Entries taken from a collection
—————

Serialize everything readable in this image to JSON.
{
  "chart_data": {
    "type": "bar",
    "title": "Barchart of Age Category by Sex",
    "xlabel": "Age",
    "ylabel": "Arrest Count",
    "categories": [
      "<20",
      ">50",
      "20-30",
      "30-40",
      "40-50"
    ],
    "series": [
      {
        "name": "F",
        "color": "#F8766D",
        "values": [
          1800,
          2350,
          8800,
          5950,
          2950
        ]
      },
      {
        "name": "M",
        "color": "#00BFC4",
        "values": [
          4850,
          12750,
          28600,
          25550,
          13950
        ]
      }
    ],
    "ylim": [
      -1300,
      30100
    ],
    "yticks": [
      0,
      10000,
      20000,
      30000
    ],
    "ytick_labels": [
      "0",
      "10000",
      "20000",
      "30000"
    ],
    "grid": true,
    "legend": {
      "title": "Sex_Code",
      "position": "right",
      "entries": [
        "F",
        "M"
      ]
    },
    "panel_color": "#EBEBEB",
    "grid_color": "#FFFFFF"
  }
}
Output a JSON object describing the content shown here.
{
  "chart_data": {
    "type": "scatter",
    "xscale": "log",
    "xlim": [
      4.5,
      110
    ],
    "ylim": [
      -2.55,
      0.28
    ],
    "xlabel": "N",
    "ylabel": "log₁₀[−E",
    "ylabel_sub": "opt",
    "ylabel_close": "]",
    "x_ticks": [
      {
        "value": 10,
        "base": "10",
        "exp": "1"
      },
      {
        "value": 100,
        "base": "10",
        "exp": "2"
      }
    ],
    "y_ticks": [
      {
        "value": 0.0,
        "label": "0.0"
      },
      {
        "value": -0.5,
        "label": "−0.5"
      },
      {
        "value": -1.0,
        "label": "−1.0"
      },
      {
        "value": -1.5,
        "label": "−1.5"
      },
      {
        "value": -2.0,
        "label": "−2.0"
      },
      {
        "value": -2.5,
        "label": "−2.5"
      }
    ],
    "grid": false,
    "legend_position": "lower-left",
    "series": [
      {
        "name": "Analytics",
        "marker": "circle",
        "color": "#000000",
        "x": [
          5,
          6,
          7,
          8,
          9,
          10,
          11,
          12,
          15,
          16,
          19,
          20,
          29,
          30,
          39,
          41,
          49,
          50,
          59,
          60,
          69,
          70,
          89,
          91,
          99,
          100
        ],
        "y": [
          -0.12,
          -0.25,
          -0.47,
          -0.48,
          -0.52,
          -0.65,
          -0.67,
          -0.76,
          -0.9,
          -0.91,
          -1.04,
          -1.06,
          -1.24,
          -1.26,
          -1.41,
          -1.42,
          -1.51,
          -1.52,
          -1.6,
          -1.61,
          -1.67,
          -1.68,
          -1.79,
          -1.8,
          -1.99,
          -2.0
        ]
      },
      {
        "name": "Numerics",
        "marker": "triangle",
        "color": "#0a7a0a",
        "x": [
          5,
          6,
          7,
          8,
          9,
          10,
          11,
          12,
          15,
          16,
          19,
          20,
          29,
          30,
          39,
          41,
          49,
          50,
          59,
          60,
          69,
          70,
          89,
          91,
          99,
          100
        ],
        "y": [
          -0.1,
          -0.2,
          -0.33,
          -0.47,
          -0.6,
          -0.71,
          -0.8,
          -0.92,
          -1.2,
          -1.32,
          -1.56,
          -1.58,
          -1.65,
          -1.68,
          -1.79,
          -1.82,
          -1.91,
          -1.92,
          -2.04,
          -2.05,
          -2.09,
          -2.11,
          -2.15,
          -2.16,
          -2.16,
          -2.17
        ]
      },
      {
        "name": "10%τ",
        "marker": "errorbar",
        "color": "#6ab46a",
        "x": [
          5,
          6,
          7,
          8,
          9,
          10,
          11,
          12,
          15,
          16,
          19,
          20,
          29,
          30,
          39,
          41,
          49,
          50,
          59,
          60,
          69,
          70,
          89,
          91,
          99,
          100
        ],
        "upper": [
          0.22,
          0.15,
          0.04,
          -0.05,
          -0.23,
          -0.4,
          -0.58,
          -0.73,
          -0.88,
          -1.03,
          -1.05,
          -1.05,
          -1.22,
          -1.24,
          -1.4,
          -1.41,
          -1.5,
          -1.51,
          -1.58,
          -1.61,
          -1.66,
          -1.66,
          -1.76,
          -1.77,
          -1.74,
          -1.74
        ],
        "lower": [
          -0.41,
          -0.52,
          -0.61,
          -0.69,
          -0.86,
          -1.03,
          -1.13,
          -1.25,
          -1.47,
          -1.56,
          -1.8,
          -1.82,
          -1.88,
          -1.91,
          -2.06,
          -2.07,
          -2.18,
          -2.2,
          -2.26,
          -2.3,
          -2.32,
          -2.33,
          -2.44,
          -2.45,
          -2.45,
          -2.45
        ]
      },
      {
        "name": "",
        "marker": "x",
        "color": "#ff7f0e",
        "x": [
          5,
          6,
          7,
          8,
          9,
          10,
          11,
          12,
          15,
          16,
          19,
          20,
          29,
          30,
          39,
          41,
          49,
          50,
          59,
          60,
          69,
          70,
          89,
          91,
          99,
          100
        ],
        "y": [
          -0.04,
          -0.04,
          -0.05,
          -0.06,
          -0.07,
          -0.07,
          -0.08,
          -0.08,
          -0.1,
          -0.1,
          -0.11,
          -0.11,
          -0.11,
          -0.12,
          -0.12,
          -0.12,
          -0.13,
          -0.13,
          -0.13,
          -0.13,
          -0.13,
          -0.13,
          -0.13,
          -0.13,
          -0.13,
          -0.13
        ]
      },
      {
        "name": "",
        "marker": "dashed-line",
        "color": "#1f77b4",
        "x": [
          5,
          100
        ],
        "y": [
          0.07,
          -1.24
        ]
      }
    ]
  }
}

—————

* [Short task]: From the entries above, list each line with "name" in it.

* [Result for this task]:
        "name": "F",
        "name": "M",
        "name": "Analytics",
        "name": "Numerics",
        "name": "10%τ",
        "name": "",
        "name": "",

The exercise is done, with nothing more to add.